WHAT THE TASK REQUIRES: Scan the listing below for the word "Eclipse" and state how many lines hold it. Write nothing but the number.

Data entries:
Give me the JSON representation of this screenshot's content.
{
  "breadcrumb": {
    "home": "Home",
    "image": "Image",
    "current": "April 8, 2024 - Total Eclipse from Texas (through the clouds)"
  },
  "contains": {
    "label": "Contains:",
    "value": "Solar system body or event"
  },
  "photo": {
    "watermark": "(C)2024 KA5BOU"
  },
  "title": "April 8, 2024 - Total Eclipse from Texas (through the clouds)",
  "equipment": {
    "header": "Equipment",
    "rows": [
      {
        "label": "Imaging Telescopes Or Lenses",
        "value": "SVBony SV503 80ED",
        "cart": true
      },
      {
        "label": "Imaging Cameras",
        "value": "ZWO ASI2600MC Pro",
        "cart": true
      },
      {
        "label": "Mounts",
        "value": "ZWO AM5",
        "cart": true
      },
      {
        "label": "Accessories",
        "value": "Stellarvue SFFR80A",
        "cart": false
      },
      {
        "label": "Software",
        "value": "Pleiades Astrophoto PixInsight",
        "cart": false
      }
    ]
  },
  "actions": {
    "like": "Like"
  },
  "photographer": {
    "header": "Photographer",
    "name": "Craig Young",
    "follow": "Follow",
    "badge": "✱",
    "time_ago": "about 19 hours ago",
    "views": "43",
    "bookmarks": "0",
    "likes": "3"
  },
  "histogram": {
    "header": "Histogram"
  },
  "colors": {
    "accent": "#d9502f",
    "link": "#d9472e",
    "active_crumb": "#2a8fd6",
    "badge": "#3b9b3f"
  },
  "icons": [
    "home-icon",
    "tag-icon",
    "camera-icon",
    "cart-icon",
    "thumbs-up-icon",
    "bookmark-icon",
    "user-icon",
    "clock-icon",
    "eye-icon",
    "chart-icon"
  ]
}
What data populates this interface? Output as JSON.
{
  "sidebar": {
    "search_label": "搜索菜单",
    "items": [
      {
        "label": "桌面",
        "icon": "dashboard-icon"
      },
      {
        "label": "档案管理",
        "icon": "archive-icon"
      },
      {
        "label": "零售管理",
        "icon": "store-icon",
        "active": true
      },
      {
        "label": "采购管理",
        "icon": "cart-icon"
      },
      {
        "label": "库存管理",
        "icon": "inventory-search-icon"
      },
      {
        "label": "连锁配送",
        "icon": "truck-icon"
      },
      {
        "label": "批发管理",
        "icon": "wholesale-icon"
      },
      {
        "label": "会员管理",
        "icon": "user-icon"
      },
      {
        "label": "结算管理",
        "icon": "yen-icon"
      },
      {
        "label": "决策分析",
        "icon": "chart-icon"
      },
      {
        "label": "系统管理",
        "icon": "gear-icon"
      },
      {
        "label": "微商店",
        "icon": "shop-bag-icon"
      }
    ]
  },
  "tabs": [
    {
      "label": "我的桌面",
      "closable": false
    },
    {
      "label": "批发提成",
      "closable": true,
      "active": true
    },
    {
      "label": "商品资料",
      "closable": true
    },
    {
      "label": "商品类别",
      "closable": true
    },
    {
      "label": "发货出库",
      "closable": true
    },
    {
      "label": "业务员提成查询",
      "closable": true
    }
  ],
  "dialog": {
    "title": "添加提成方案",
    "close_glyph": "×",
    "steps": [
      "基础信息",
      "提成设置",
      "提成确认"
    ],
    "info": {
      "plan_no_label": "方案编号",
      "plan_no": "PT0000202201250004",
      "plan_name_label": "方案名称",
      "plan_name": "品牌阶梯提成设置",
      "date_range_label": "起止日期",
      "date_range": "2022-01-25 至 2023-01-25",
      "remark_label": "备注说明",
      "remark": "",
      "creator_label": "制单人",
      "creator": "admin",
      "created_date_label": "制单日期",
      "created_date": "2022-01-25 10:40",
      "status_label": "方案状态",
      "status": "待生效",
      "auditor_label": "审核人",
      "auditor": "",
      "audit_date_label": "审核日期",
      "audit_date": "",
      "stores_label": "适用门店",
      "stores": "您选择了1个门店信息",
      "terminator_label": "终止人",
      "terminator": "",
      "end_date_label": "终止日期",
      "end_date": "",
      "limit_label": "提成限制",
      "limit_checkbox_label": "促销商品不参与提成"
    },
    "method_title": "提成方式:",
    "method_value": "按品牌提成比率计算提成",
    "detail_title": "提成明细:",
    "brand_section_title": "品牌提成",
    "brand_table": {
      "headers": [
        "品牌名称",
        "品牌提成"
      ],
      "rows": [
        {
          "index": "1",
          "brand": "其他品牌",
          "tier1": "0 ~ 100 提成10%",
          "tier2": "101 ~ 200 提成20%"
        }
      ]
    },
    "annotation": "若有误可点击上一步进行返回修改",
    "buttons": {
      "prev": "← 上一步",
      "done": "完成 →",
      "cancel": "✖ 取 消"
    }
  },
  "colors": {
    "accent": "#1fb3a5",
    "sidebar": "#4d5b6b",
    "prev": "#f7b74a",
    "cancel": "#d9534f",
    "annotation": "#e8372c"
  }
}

==

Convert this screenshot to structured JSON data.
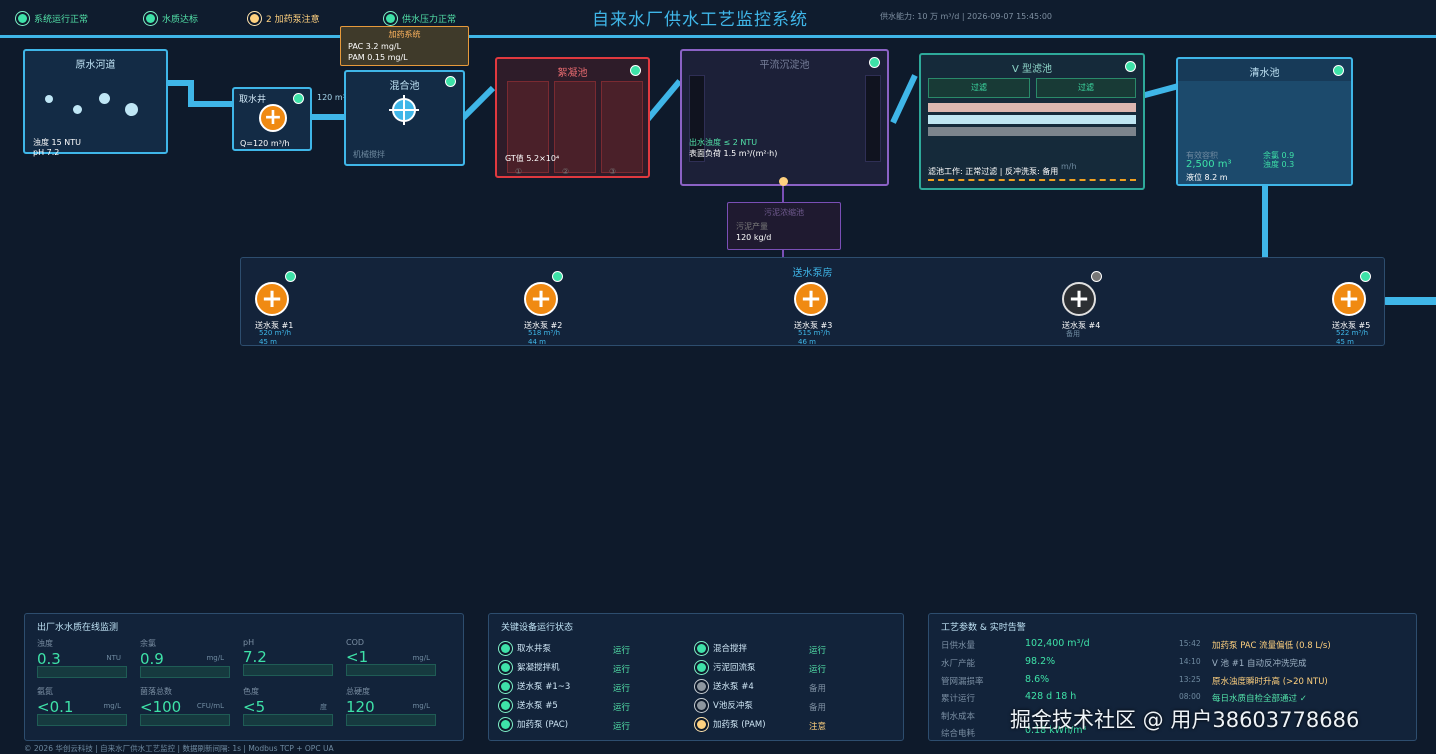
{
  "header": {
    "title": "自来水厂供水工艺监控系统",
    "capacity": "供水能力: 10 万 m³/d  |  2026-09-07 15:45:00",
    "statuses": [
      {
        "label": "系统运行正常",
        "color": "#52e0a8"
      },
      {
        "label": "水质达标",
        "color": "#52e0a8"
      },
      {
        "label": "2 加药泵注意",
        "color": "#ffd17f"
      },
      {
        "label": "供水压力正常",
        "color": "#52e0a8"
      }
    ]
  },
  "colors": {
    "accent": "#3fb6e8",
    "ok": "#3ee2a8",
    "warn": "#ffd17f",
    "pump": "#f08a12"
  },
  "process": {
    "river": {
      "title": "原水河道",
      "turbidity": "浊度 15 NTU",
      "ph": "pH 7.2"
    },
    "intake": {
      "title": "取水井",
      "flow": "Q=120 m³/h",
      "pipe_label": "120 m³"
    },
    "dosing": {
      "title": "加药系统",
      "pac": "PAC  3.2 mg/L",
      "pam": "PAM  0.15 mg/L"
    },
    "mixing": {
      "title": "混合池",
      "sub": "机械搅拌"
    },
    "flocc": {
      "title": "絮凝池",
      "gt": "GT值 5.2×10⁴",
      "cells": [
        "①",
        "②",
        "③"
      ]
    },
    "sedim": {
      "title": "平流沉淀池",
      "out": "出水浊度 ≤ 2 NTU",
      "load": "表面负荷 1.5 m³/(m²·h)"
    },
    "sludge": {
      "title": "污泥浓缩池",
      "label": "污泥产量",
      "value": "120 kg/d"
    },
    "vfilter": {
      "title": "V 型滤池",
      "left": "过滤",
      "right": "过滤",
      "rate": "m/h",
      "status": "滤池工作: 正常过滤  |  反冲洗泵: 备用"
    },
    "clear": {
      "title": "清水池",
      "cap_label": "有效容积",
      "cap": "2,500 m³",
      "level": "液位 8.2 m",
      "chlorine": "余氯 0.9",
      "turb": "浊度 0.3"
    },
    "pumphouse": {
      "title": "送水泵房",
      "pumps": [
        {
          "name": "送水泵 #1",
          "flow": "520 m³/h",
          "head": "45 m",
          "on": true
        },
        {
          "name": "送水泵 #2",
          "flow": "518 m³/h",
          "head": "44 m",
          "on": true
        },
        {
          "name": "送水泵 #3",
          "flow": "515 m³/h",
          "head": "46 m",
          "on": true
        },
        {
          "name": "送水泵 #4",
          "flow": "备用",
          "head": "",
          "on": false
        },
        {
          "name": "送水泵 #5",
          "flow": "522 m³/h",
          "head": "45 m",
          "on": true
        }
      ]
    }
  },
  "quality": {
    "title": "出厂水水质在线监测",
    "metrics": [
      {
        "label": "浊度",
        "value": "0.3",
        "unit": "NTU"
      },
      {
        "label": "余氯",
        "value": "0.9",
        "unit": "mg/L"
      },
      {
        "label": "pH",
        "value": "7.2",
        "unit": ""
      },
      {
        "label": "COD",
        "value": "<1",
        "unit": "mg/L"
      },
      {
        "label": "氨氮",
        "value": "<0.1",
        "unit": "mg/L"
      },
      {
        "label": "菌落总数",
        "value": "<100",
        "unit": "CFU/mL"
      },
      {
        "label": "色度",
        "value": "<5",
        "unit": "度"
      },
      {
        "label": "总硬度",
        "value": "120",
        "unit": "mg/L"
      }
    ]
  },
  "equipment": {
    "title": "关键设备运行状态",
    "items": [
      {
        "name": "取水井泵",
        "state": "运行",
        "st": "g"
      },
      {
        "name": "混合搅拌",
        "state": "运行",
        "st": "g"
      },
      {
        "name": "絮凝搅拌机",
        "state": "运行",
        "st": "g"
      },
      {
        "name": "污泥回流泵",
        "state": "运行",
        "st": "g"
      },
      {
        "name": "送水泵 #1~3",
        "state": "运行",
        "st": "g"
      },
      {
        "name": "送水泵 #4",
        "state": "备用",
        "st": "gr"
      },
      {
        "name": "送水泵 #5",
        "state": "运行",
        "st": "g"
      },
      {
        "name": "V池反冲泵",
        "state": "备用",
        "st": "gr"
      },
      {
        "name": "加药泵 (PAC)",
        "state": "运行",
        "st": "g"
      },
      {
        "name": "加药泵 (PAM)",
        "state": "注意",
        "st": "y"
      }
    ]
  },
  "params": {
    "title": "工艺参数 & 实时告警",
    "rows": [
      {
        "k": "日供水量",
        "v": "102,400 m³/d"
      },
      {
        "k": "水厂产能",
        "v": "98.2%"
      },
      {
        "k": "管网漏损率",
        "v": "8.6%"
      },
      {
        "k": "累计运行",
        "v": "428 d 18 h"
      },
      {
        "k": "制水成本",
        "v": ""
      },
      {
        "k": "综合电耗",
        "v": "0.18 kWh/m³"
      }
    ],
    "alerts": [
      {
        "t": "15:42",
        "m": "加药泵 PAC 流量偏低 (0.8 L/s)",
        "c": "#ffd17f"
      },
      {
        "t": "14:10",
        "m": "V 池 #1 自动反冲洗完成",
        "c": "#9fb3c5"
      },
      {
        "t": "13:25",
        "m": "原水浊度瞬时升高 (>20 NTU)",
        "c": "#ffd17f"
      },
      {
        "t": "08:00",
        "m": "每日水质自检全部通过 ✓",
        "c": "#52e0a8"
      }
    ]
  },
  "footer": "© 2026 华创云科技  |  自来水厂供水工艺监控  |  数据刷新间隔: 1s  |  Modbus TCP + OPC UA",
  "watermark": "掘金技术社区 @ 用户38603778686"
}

CORRECT OUTPUT: 2